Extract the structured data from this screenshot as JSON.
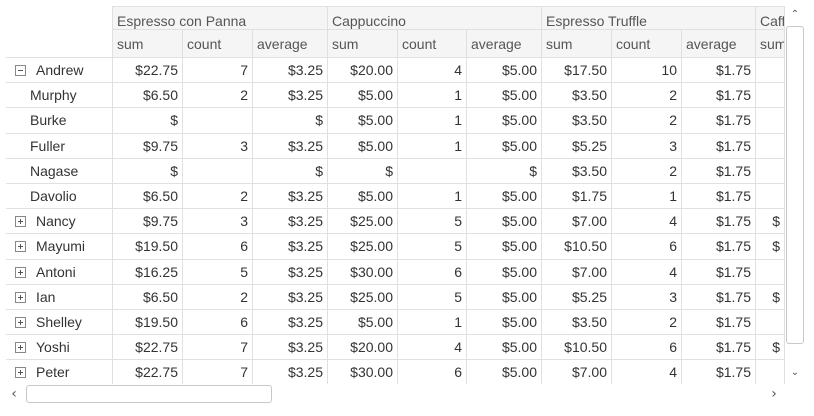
{
  "columns": [
    {
      "product": "Espresso con Panna",
      "measures": [
        "sum",
        "count",
        "average"
      ]
    },
    {
      "product": "Cappuccino",
      "measures": [
        "sum",
        "count",
        "average"
      ]
    },
    {
      "product": "Espresso Truffle",
      "measures": [
        "sum",
        "count",
        "average"
      ]
    },
    {
      "product": "Caffe",
      "measures": [
        "sum"
      ]
    }
  ],
  "rows": [
    {
      "label": "Andrew",
      "kind": "parent",
      "expanded": true,
      "values": [
        "$22.75",
        "7",
        "$3.25",
        "$20.00",
        "4",
        "$5.00",
        "$17.50",
        "10",
        "$1.75",
        ""
      ]
    },
    {
      "label": "Murphy",
      "kind": "child",
      "values": [
        "$6.50",
        "2",
        "$3.25",
        "$5.00",
        "1",
        "$5.00",
        "$3.50",
        "2",
        "$1.75",
        ""
      ]
    },
    {
      "label": "Burke",
      "kind": "child",
      "values": [
        "$",
        "",
        "$",
        "$5.00",
        "1",
        "$5.00",
        "$3.50",
        "2",
        "$1.75",
        ""
      ]
    },
    {
      "label": "Fuller",
      "kind": "child",
      "values": [
        "$9.75",
        "3",
        "$3.25",
        "$5.00",
        "1",
        "$5.00",
        "$5.25",
        "3",
        "$1.75",
        ""
      ]
    },
    {
      "label": "Nagase",
      "kind": "child",
      "values": [
        "$",
        "",
        "$",
        "$",
        "",
        "$",
        "$3.50",
        "2",
        "$1.75",
        ""
      ]
    },
    {
      "label": "Davolio",
      "kind": "child",
      "values": [
        "$6.50",
        "2",
        "$3.25",
        "$5.00",
        "1",
        "$5.00",
        "$1.75",
        "1",
        "$1.75",
        ""
      ]
    },
    {
      "label": "Nancy",
      "kind": "parent",
      "expanded": false,
      "values": [
        "$9.75",
        "3",
        "$3.25",
        "$25.00",
        "5",
        "$5.00",
        "$7.00",
        "4",
        "$1.75",
        "$"
      ]
    },
    {
      "label": "Mayumi",
      "kind": "parent",
      "expanded": false,
      "values": [
        "$19.50",
        "6",
        "$3.25",
        "$25.00",
        "5",
        "$5.00",
        "$10.50",
        "6",
        "$1.75",
        "$"
      ]
    },
    {
      "label": "Antoni",
      "kind": "parent",
      "expanded": false,
      "values": [
        "$16.25",
        "5",
        "$3.25",
        "$30.00",
        "6",
        "$5.00",
        "$7.00",
        "4",
        "$1.75",
        ""
      ]
    },
    {
      "label": "Ian",
      "kind": "parent",
      "expanded": false,
      "values": [
        "$6.50",
        "2",
        "$3.25",
        "$25.00",
        "5",
        "$5.00",
        "$5.25",
        "3",
        "$1.75",
        "$"
      ]
    },
    {
      "label": "Shelley",
      "kind": "parent",
      "expanded": false,
      "values": [
        "$19.50",
        "6",
        "$3.25",
        "$5.00",
        "1",
        "$5.00",
        "$3.50",
        "2",
        "$1.75",
        ""
      ]
    },
    {
      "label": "Yoshi",
      "kind": "parent",
      "expanded": false,
      "values": [
        "$22.75",
        "7",
        "$3.25",
        "$20.00",
        "4",
        "$5.00",
        "$10.50",
        "6",
        "$1.75",
        "$"
      ]
    },
    {
      "label": "Peter",
      "kind": "parent",
      "expanded": false,
      "values": [
        "$22.75",
        "7",
        "$3.25",
        "$30.00",
        "6",
        "$5.00",
        "$7.00",
        "4",
        "$1.75",
        ""
      ]
    }
  ],
  "scrollbars": {
    "up_arrow": "⌃",
    "down_arrow": "⌄",
    "left_arrow": "‹",
    "right_arrow": "›"
  }
}
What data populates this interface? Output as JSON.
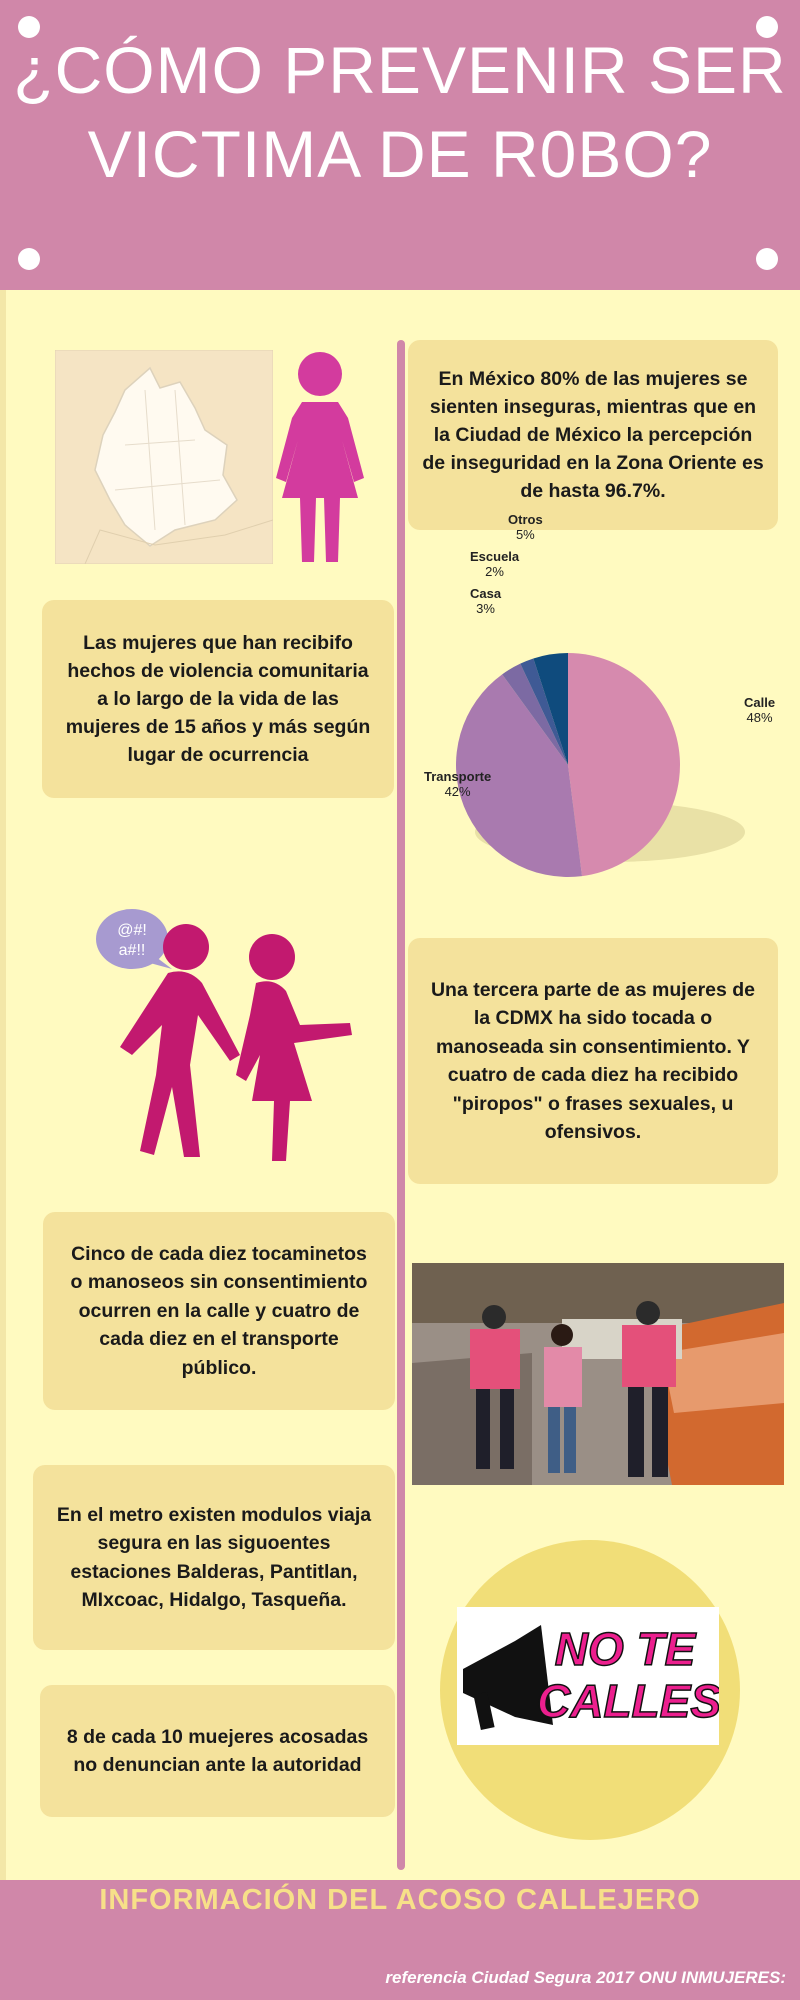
{
  "header": {
    "title_line1": "¿CÓMO PREVENIR SER",
    "title_line2": "VICTIMA DE R0BO?"
  },
  "cards": {
    "stat_mexico": "En México 80% de las mujeres se sienten inseguras, mientras que en la Ciudad de México la percepción de inseguridad  en la Zona Oriente es de hasta 96.7%.",
    "violence_place": "Las mujeres que han recibifo hechos de violencia comunitaria a lo largo de la vida de las mujeres de 15 años y más según lugar de ocurrencia",
    "third_touched": "Una tercera parte de as mujeres de la CDMX ha sido  tocada o manoseada sin consentimiento. Y cuatro de cada diez ha recibido \"piropos\" o frases sexuales, u ofensivos.",
    "five_of_ten": "Cinco de cada diez tocaminetos o manoseos sin consentimiento ocurren en la calle y cuatro de cada diez en el transporte público.",
    "metro_modules": "En el metro existen modulos viaja segura  en las siguoentes estaciones Balderas, Pantitlan, MIxcoac, Hidalgo, Tasqueña.",
    "eight_of_ten": "8 de cada 10 muejeres acosadas no denuncian ante la autoridad"
  },
  "speech_bubble": {
    "line1": "@#!",
    "line2": "a#!!"
  },
  "logo": {
    "line1": "NO TE",
    "line2": "CALLES"
  },
  "chart_data": {
    "type": "pie",
    "categories": [
      "Calle",
      "Transporte",
      "Casa",
      "Escuela",
      "Otros"
    ],
    "values": [
      48,
      42,
      3,
      2,
      5
    ],
    "labels": [
      "48%",
      "42%",
      "3%",
      "2%",
      "5%"
    ],
    "colors": [
      "#d68aae",
      "#a97aaf",
      "#7c6aa3",
      "#3f5a95",
      "#0f4b7d"
    ]
  },
  "footer": {
    "title": "INFORMACIÓN DEL ACOSO CALLEJERO",
    "reference": "referencia Ciudad Segura 2017 ONU INMUJERES:"
  }
}
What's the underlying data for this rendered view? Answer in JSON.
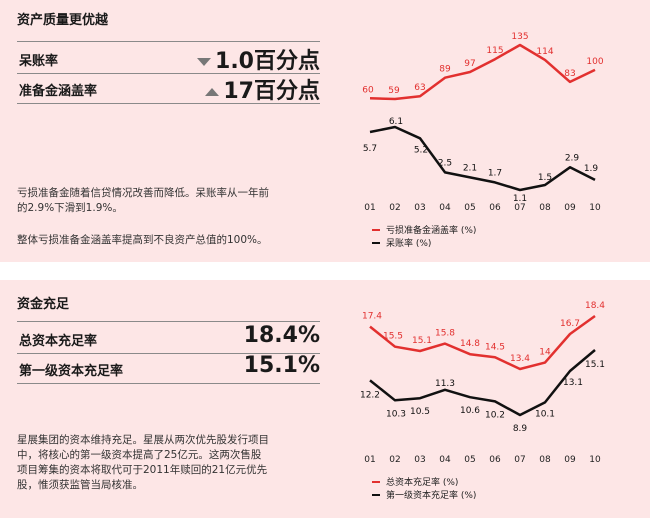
{
  "section1": {
    "title": "资产质量更优越",
    "metric1_label": "呆账率",
    "metric1_value": "1.0百分点",
    "metric1_direction": "down",
    "metric2_label": "准备金涵盖率",
    "metric2_value": "17百分点",
    "metric2_direction": "up",
    "para1_line1": "亏损准备金随着信贷情况改善而降低。呆账率从一年前",
    "para1_line2": "的2.9%下滑到1.9%。",
    "para2": "整体亏损准备金涵盖率提高到不良资产总值的100%。"
  },
  "section2": {
    "title": "资金充足",
    "metric1_label": "总资本充足率",
    "metric1_value": "18.4%",
    "metric2_label": "第一级资本充足率",
    "metric2_value": "15.1%",
    "para_line1": "星展集团的资本维持充足。星展从两次优先股发行项目",
    "para_line2": "中，将核心的第一级资本提高了25亿元。这两次售股",
    "para_line3": "项目筹集的资本将取代可于2011年赎回的21亿元优先",
    "para_line4": "股，惟须获监管当局核准。"
  },
  "colors": {
    "red": "#e2302f",
    "black": "#111111",
    "panel_bg": "#fde6e6",
    "triangle": "#777777"
  },
  "chart_data": [
    {
      "type": "line",
      "categories": [
        "01",
        "02",
        "03",
        "04",
        "05",
        "06",
        "07",
        "08",
        "09",
        "10"
      ],
      "series": [
        {
          "name": "亏损准备金涵盖率 (%)",
          "color": "#e2302f",
          "values": [
            60,
            59,
            63,
            89,
            97,
            115,
            135,
            114,
            83,
            100
          ]
        },
        {
          "name": "呆账率 (%)",
          "color": "#111111",
          "values": [
            5.7,
            6.1,
            5.2,
            2.5,
            2.1,
            1.7,
            1.1,
            1.5,
            2.9,
            1.9
          ]
        }
      ],
      "legend_position": "bottom",
      "grid": false
    },
    {
      "type": "line",
      "categories": [
        "01",
        "02",
        "03",
        "04",
        "05",
        "06",
        "07",
        "08",
        "09",
        "10"
      ],
      "series": [
        {
          "name": "总资本充足率 (%)",
          "color": "#e2302f",
          "values": [
            17.4,
            15.5,
            15.1,
            15.8,
            14.8,
            14.5,
            13.4,
            14.0,
            16.7,
            18.4
          ]
        },
        {
          "name": "第一级资本充足率 (%)",
          "color": "#111111",
          "values": [
            12.2,
            10.3,
            10.5,
            11.3,
            10.6,
            10.2,
            8.9,
            10.1,
            13.1,
            15.1
          ]
        }
      ],
      "legend_position": "bottom",
      "grid": false
    }
  ]
}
————
What is expected: Lines of the listing that contain the word "Ciudad" are to be counted; report only their number.

Correct answer: 2